» Exercise details: Print the entries verbatim, leaving out the images they contain.

» Provided information:
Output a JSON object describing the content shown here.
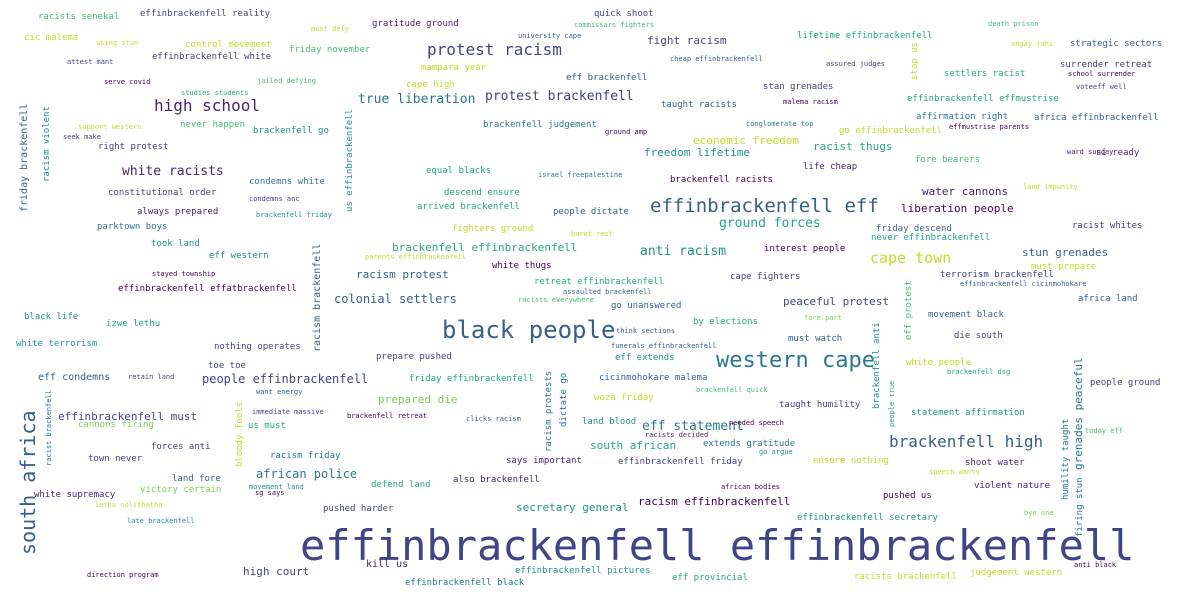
{
  "words": [
    "effinbrackenfell effinbrackenfell",
    "black people",
    "western cape",
    "effinbrackenfell eff",
    "south africa",
    "protest racism",
    "high school",
    "brackenfell high",
    "cape town",
    "protest brackenfell",
    "true liberation",
    "white racists",
    "colonial settlers",
    "people effinbrackenfell",
    "african police",
    "anti racism",
    "ground forces",
    "eff statement",
    "secretary general",
    "racism effinbrackenfell",
    "brackenfell effinbrackenfell",
    "racism brackenfell",
    "grenades peaceful",
    "fight racism",
    "high court",
    "water cannons",
    "liberation people",
    "stun grenades",
    "peaceful protest",
    "racism protest",
    "eff condemns",
    "effinbrackenfell must",
    "prepared die",
    "south african",
    "racist thugs",
    "freedom lifetime",
    "economic freedom",
    "kill us",
    "us effinbrackenfell",
    "racists senekal",
    "effinbrackenfell reality",
    "gratitude ground",
    "quick shoot",
    "cic malema",
    "control movement",
    "friday november",
    "lifetime effinbrackenfell",
    "strategic sectors",
    "effinbrackenfell white",
    "mampara year",
    "settlers racist",
    "surrender retreat",
    "cape high",
    "eff brackenfell",
    "stan grenades",
    "taught racists",
    "brackenfell go",
    "never happen",
    "brackenfell judgement",
    "affirmation right",
    "africa effinbrackenfell",
    "effinbrackenfell effmustrise",
    "right protest",
    "go effinbrackenfell",
    "fore bearers",
    "si ready",
    "constitutional order",
    "always prepared",
    "condemns white",
    "equal blacks",
    "descend ensure",
    "arrived brackenfell",
    "people dictate",
    "brackenfell racists",
    "life cheap",
    "parktown boys",
    "fighters ground",
    "took land",
    "eff western",
    "friday descend",
    "never effinbrackenfell",
    "racist whites",
    "interest people",
    "white thugs",
    "retreat effinbrackenfell",
    "terrorism brackenfell",
    "cape fighters",
    "effinbrackenfell effatbrackenfell",
    "black life",
    "izwe lethu",
    "africa land",
    "go unanswered",
    "by elections",
    "movement black",
    "white terrorism",
    "nothing operates",
    "must watch",
    "die south",
    "prepare pushed",
    "toe toe",
    "eff extends",
    "cicinmohokare malema",
    "people ground",
    "friday effinbrackenfell",
    "woza friday",
    "us must",
    "taught humility",
    "statement affirmation",
    "cannons firing",
    "land blood",
    "forces anti",
    "extends gratitude",
    "town never",
    "racism friday",
    "says important",
    "effinbrackenfell friday",
    "ensure nothing",
    "shoot water",
    "land fore",
    "also brackenfell",
    "violent nature",
    "victory certain",
    "defend land",
    "white supremacy",
    "pushed us",
    "pushed harder",
    "effinbrackenfell secretary",
    "effinbrackenfell pictures",
    "racists brackenfell",
    "judgement western",
    "eff provincial",
    "effinbrackenfell black",
    "friday brackenfell",
    "racism violent",
    "bloody fools",
    "racism protests",
    "dictate go",
    "humility taught",
    "firing stun",
    "eff protest",
    "brackenfell anti",
    "stop us",
    "white people",
    "racist brackenfell",
    "people true",
    "must prepare",
    "ward sunday",
    "must defy",
    "university cape",
    "commissars fighters",
    "death prison",
    "using stun",
    "cheap effinbrackenfell",
    "angay jahi",
    "attest mant",
    "assured judges",
    "school surrender",
    "serve covid",
    "studies students",
    "jailed defying",
    "malema racism",
    "voteeff well",
    "support western",
    "seek make",
    "conglomerate top",
    "ground amp",
    "effmustrise parents",
    "israel freepalestine",
    "land impunity",
    "condemns anc",
    "brackenfell friday",
    "baret rest",
    "parents effinbrackenfell",
    "stayed township",
    "assaulted brackenfell",
    "racists everywhere",
    "effinbrackenfell cicinmohokare",
    "fore part",
    "think sections",
    "funerals effinbrackenfell",
    "retain land",
    "want energy",
    "brackenfell quick",
    "brackenfell dsg",
    "immediate massive",
    "brackenfell retreat",
    "clicks racism",
    "needed speech",
    "racists decided",
    "go argue",
    "today eff",
    "speech wants",
    "movement land",
    "sg says",
    "lethu solithatha",
    "african bodies",
    "bye one",
    "late brackenfell",
    "anti black",
    "direction program"
  ],
  "colors": {
    "background": "#ffffff",
    "palette": [
      "#440154",
      "#482475",
      "#414487",
      "#355f8d",
      "#2a788e",
      "#21918c",
      "#22a884",
      "#44bf70",
      "#7ad151",
      "#bddf26",
      "#fde725"
    ]
  }
}
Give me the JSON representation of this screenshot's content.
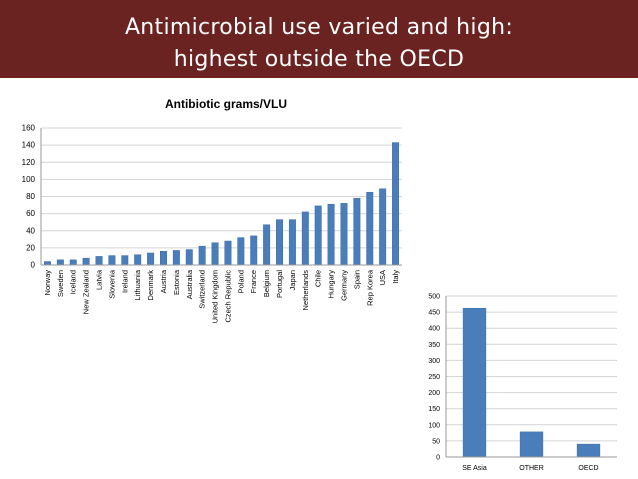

» The reply:
Output a JSON object describing the content shown here.
{
  "words": [
    "effinbrackenfell effinbrackenfell",
    "black people",
    "western cape",
    "effinbrackenfell eff",
    "south africa",
    "protest racism",
    "high school",
    "brackenfell high",
    "cape town",
    "protest brackenfell",
    "true liberation",
    "white racists",
    "colonial settlers",
    "people effinbrackenfell",
    "african police",
    "anti racism",
    "ground forces",
    "eff statement",
    "secretary general",
    "racism effinbrackenfell",
    "brackenfell effinbrackenfell",
    "racism brackenfell",
    "grenades peaceful",
    "fight racism",
    "high court",
    "water cannons",
    "liberation people",
    "stun grenades",
    "peaceful protest",
    "racism protest",
    "eff condemns",
    "effinbrackenfell must",
    "prepared die",
    "south african",
    "racist thugs",
    "freedom lifetime",
    "economic freedom",
    "kill us",
    "us effinbrackenfell",
    "racists senekal",
    "effinbrackenfell reality",
    "gratitude ground",
    "quick shoot",
    "cic malema",
    "control movement",
    "friday november",
    "lifetime effinbrackenfell",
    "strategic sectors",
    "effinbrackenfell white",
    "mampara year",
    "settlers racist",
    "surrender retreat",
    "cape high",
    "eff brackenfell",
    "stan grenades",
    "taught racists",
    "brackenfell go",
    "never happen",
    "brackenfell judgement",
    "affirmation right",
    "africa effinbrackenfell",
    "effinbrackenfell effmustrise",
    "right protest",
    "go effinbrackenfell",
    "fore bearers",
    "si ready",
    "constitutional order",
    "always prepared",
    "condemns white",
    "equal blacks",
    "descend ensure",
    "arrived brackenfell",
    "people dictate",
    "brackenfell racists",
    "life cheap",
    "parktown boys",
    "fighters ground",
    "took land",
    "eff western",
    "friday descend",
    "never effinbrackenfell",
    "racist whites",
    "interest people",
    "white thugs",
    "retreat effinbrackenfell",
    "terrorism brackenfell",
    "cape fighters",
    "effinbrackenfell effatbrackenfell",
    "black life",
    "izwe lethu",
    "africa land",
    "go unanswered",
    "by elections",
    "movement black",
    "white terrorism",
    "nothing operates",
    "must watch",
    "die south",
    "prepare pushed",
    "toe toe",
    "eff extends",
    "cicinmohokare malema",
    "people ground",
    "friday effinbrackenfell",
    "woza friday",
    "us must",
    "taught humility",
    "statement affirmation",
    "cannons firing",
    "land blood",
    "forces anti",
    "extends gratitude",
    "town never",
    "racism friday",
    "says important",
    "effinbrackenfell friday",
    "ensure nothing",
    "shoot water",
    "land fore",
    "also brackenfell",
    "violent nature",
    "victory certain",
    "defend land",
    "white supremacy",
    "pushed us",
    "pushed harder",
    "effinbrackenfell secretary",
    "effinbrackenfell pictures",
    "racists brackenfell",
    "judgement western",
    "eff provincial",
    "effinbrackenfell black",
    "friday brackenfell",
    "racism violent",
    "bloody fools",
    "racism protests",
    "dictate go",
    "humility taught",
    "firing stun",
    "eff protest",
    "brackenfell anti",
    "stop us",
    "white people",
    "racist brackenfell",
    "people true",
    "must prepare",
    "ward sunday",
    "must defy",
    "university cape",
    "commissars fighters",
    "death prison",
    "using stun",
    "cheap effinbrackenfell",
    "angay jahi",
    "attest mant",
    "assured judges",
    "school surrender",
    "serve covid",
    "studies students",
    "jailed defying",
    "malema racism",
    "voteeff well",
    "support western",
    "seek make",
    "conglomerate top",
    "ground amp",
    "effmustrise parents",
    "israel freepalestine",
    "land impunity",
    "condemns anc",
    "brackenfell friday",
    "baret rest",
    "parents effinbrackenfell",
    "stayed township",
    "assaulted brackenfell",
    "racists everywhere",
    "effinbrackenfell cicinmohokare",
    "fore part",
    "think sections",
    "funerals effinbrackenfell",
    "retain land",
    "want energy",
    "brackenfell quick",
    "brackenfell dsg",
    "immediate massive",
    "brackenfell retreat",
    "clicks racism",
    "needed speech",
    "racists decided",
    "go argue",
    "today eff",
    "speech wants",
    "movement land",
    "sg says",
    "lethu solithatha",
    "african bodies",
    "bye one",
    "late brackenfell",
    "anti black",
    "direction program"
  ],
  "colors": {
    "background": "#ffffff",
    "palette": [
      "#440154",
      "#482475",
      "#414487",
      "#355f8d",
      "#2a788e",
      "#21918c",
      "#22a884",
      "#44bf70",
      "#7ad151",
      "#bddf26",
      "#fde725"
    ]
  }
}
Give me the JSON representation of this screenshot's content.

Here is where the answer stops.